• [Items listed in a dataset]:
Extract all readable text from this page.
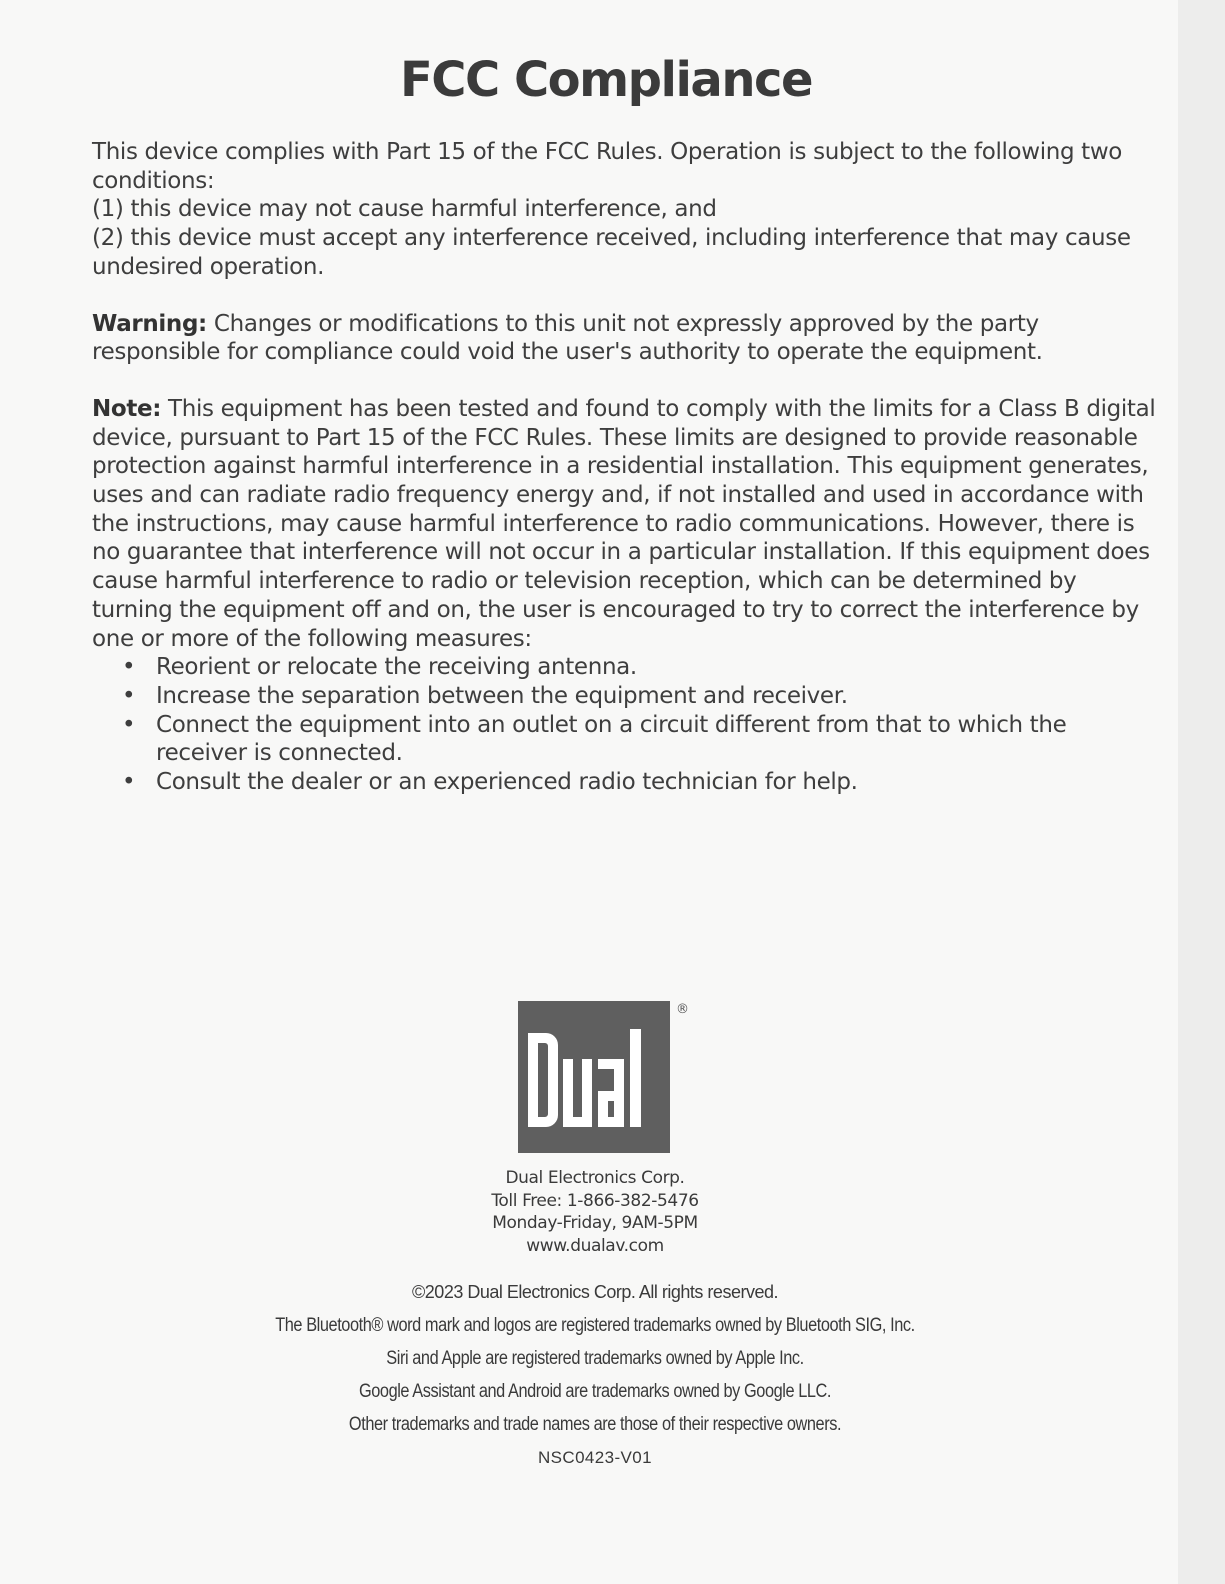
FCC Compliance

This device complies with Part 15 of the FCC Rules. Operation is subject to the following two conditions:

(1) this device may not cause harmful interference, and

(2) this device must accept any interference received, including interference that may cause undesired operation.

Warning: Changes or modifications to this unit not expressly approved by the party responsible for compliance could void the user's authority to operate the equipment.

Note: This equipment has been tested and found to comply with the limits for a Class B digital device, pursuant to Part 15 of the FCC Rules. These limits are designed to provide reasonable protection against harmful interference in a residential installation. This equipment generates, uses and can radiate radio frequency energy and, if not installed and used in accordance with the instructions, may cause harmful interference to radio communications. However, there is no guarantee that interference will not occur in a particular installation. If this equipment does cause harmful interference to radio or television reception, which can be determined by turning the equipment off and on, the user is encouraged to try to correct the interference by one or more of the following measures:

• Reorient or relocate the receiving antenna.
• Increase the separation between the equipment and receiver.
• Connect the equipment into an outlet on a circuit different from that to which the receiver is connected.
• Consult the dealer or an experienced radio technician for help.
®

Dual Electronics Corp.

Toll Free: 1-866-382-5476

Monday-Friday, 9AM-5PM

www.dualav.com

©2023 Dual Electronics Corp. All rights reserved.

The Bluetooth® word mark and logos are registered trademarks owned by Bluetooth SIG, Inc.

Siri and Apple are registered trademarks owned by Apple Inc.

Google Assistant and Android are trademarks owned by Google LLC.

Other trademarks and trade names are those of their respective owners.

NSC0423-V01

--

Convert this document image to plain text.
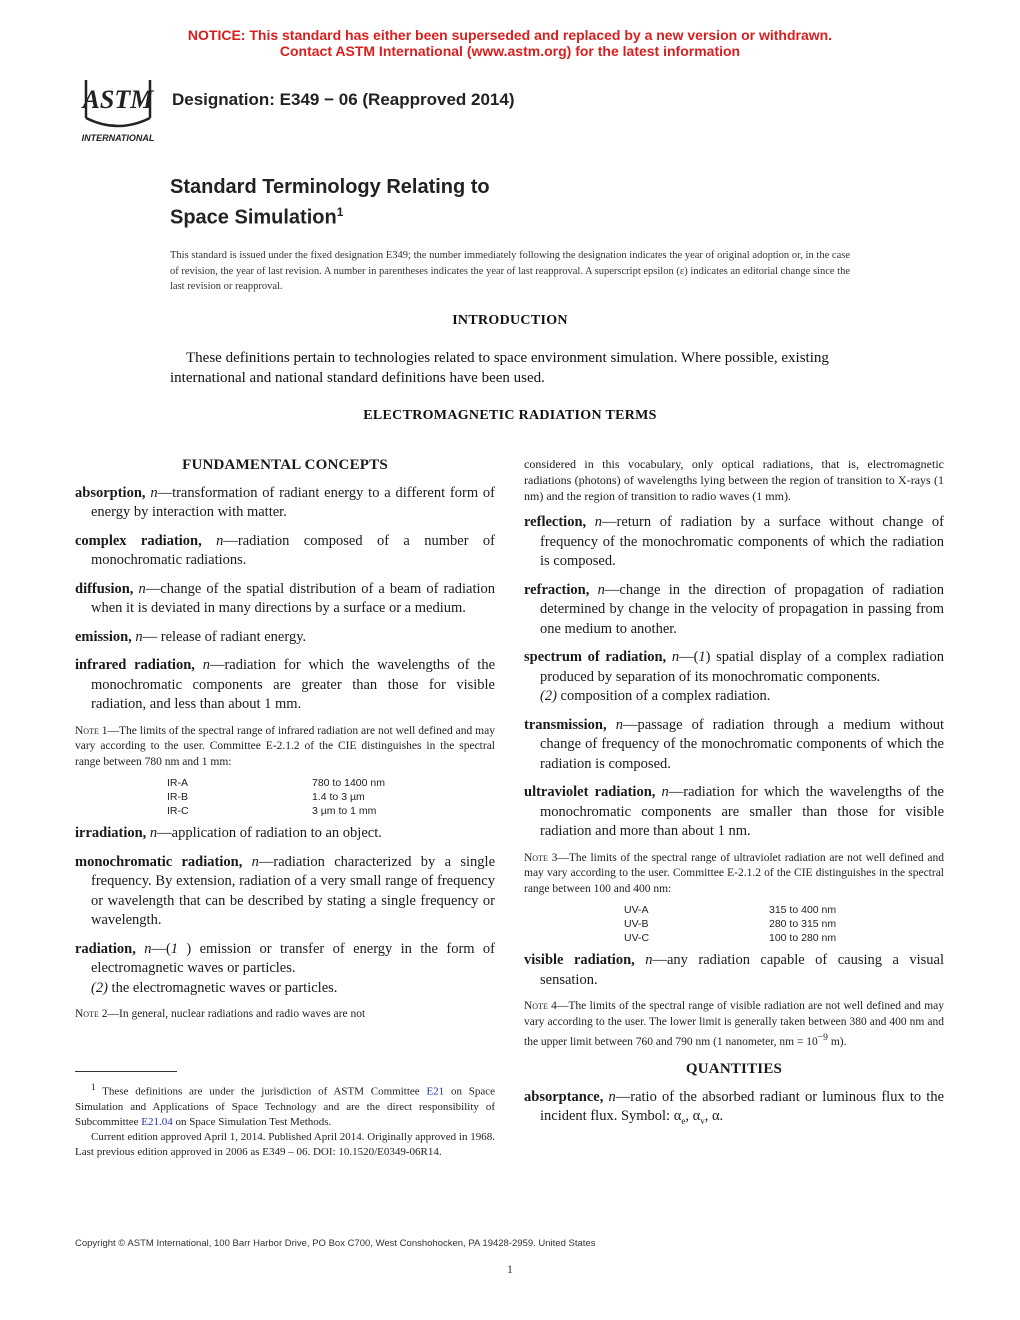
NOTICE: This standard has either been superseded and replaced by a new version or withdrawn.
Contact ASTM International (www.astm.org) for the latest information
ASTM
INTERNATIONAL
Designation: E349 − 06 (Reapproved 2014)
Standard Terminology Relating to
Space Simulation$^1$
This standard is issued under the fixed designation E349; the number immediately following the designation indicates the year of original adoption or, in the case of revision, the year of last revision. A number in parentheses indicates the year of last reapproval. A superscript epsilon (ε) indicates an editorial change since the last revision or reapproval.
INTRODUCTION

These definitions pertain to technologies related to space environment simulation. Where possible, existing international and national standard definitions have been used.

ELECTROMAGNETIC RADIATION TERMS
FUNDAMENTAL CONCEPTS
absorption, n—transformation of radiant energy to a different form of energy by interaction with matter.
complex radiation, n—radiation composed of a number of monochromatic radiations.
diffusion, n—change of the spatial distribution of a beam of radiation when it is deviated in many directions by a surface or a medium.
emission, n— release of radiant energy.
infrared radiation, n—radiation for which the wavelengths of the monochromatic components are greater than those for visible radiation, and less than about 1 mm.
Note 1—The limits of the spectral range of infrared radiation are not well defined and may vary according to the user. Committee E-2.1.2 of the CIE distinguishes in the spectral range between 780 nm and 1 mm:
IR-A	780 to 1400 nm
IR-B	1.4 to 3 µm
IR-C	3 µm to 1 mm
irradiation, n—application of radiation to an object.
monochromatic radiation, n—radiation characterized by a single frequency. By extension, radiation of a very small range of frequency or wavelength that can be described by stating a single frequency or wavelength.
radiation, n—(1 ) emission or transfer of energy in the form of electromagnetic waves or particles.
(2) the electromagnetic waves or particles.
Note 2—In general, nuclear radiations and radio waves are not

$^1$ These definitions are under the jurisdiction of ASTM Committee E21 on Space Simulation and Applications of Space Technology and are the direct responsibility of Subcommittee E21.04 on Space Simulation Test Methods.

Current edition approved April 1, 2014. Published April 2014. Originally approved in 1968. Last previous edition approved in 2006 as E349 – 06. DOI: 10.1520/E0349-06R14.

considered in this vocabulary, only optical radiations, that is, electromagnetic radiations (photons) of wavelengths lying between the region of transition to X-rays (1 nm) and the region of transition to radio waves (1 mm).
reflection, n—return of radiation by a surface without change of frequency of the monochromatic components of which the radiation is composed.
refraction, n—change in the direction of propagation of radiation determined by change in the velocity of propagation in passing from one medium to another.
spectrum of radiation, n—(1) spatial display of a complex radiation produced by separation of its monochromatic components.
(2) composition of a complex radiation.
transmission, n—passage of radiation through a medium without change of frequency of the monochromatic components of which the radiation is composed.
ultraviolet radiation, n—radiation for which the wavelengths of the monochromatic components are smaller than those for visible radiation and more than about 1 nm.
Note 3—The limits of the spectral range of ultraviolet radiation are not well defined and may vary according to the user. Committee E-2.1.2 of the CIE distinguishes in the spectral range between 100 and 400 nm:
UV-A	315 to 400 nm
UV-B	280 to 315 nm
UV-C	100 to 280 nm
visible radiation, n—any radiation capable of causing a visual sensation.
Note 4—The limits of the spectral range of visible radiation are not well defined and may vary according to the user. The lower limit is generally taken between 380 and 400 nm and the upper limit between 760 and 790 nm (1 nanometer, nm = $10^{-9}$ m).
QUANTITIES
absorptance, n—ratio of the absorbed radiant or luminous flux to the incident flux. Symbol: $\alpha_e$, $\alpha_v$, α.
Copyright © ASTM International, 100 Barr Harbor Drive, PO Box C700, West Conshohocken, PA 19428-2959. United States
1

• [Exercise objective]: Locate each line containing the string "composed" and show it.

• [Exercise response]:
complex radiation, n—radiation composed of a number of monochromatic radiations.
reflection, n—return of radiation by a surface without change of frequency of the monochromatic components of which the radiation is composed.
transmission, n—passage of radiation through a medium without change of frequency of the monochromatic components of which the radiation is composed.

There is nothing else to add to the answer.